> _Instructions for the task_: Search the records for "page". Copy every line where it appears.

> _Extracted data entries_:
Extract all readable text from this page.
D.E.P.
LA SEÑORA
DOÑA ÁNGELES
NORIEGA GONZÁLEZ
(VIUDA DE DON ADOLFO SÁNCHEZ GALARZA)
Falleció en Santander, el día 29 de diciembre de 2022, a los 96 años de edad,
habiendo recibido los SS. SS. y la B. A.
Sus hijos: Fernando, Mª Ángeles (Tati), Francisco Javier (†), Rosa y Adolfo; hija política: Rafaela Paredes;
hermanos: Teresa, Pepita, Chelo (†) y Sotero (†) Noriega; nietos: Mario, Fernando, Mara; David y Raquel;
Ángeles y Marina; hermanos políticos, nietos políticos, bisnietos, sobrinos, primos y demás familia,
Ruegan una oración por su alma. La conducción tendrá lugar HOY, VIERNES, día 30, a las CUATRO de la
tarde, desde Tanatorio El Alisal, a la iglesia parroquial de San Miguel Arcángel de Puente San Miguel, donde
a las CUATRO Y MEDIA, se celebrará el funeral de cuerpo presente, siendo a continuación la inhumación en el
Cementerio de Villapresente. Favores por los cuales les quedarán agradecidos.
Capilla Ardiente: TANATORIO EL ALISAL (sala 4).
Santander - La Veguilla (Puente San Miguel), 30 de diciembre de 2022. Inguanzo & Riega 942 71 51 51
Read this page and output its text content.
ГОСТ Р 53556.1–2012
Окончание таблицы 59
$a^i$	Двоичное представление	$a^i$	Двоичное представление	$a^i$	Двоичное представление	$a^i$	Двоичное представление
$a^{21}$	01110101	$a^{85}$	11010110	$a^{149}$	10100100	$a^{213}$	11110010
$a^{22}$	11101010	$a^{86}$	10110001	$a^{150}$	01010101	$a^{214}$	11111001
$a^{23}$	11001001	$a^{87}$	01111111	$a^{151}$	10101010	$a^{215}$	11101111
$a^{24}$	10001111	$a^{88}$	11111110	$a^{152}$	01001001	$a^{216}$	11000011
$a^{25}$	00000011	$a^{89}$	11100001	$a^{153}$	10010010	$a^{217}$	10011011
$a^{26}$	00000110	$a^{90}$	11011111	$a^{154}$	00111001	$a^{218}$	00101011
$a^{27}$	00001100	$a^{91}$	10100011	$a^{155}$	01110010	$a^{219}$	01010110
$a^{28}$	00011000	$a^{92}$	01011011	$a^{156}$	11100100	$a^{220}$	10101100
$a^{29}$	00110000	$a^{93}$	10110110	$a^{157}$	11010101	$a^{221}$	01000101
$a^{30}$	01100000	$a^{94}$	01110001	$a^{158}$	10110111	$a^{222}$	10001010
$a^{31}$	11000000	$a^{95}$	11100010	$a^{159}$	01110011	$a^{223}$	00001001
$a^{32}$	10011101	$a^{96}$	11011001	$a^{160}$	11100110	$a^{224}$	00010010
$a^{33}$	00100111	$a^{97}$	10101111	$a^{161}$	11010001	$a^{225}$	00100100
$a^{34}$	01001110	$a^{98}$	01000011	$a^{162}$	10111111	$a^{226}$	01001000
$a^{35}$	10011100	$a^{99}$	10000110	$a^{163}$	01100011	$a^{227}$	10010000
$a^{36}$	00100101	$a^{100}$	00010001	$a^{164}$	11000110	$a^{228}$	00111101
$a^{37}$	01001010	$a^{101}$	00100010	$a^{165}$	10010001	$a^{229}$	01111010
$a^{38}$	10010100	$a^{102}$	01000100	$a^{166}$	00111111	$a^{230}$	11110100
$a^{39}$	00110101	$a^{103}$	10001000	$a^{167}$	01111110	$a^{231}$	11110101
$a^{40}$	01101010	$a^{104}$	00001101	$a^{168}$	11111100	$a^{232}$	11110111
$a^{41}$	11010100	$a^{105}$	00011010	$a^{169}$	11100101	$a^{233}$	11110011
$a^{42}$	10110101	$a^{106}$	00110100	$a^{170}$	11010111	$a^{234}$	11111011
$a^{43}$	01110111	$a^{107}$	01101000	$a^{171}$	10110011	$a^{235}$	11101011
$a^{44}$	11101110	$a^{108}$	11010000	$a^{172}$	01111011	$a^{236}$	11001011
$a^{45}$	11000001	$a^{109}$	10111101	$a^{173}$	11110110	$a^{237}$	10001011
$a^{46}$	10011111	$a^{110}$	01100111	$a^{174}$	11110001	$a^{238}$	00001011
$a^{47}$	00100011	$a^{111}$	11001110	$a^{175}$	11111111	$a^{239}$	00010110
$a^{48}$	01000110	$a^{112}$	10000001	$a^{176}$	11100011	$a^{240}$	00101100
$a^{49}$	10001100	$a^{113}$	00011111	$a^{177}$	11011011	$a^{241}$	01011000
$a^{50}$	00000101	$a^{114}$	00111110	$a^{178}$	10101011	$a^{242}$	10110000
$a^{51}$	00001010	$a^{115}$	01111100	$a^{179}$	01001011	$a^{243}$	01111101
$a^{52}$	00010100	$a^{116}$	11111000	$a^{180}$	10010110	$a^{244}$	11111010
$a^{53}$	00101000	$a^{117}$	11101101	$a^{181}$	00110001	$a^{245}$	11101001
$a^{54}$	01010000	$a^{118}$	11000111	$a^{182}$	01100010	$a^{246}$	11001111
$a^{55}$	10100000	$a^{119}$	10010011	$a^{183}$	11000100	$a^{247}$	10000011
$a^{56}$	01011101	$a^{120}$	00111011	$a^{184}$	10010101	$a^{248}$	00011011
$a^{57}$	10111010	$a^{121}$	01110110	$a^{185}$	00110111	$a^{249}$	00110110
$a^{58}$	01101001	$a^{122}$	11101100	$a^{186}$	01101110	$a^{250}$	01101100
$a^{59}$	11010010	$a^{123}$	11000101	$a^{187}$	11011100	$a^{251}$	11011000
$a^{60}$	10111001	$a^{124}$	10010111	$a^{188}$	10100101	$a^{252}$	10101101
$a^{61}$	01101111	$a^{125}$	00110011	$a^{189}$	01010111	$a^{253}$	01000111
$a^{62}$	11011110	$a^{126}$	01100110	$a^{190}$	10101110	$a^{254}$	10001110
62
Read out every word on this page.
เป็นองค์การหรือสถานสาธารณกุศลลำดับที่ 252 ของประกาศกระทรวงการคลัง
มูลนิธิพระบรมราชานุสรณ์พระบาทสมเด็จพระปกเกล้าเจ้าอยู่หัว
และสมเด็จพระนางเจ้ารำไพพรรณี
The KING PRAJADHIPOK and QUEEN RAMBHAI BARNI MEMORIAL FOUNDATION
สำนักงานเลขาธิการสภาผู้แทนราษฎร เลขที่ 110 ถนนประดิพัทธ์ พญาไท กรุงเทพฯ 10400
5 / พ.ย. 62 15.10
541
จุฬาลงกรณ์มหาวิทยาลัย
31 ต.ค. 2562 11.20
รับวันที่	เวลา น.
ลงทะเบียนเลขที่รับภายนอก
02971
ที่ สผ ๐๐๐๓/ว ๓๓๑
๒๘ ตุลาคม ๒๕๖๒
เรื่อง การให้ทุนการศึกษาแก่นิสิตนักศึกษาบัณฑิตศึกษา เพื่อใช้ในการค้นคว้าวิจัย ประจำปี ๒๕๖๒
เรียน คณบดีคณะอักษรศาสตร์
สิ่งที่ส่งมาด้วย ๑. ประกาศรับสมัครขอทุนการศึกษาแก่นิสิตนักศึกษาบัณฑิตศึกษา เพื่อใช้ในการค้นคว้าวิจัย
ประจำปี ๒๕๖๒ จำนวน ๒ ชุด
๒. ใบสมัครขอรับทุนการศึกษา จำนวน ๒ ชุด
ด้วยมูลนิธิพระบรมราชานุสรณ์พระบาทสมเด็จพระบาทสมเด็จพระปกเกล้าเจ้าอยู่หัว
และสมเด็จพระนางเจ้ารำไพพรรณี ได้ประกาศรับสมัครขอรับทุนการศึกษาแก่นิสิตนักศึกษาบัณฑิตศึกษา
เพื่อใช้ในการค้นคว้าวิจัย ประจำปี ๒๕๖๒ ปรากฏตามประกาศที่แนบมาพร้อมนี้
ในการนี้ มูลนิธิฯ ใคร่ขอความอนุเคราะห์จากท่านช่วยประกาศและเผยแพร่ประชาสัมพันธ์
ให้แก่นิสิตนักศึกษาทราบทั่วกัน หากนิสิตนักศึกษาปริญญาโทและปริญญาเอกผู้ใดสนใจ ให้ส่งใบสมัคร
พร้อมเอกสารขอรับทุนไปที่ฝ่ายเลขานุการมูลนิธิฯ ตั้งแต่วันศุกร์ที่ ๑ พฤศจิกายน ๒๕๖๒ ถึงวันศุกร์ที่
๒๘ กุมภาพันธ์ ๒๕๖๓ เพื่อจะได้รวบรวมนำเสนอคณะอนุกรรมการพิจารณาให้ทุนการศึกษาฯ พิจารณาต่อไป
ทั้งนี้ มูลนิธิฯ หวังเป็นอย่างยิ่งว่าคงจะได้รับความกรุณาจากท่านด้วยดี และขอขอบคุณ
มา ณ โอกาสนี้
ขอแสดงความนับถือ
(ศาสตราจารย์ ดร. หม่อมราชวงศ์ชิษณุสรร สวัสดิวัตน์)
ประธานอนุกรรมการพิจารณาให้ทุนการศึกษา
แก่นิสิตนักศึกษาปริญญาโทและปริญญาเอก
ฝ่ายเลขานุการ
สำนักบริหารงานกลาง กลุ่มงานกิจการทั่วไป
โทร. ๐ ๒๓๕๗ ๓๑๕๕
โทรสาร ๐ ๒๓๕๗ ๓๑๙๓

> _The answer_:
Extract all readable text from this page.
Read this page and output its text content.
Read out every word on this page.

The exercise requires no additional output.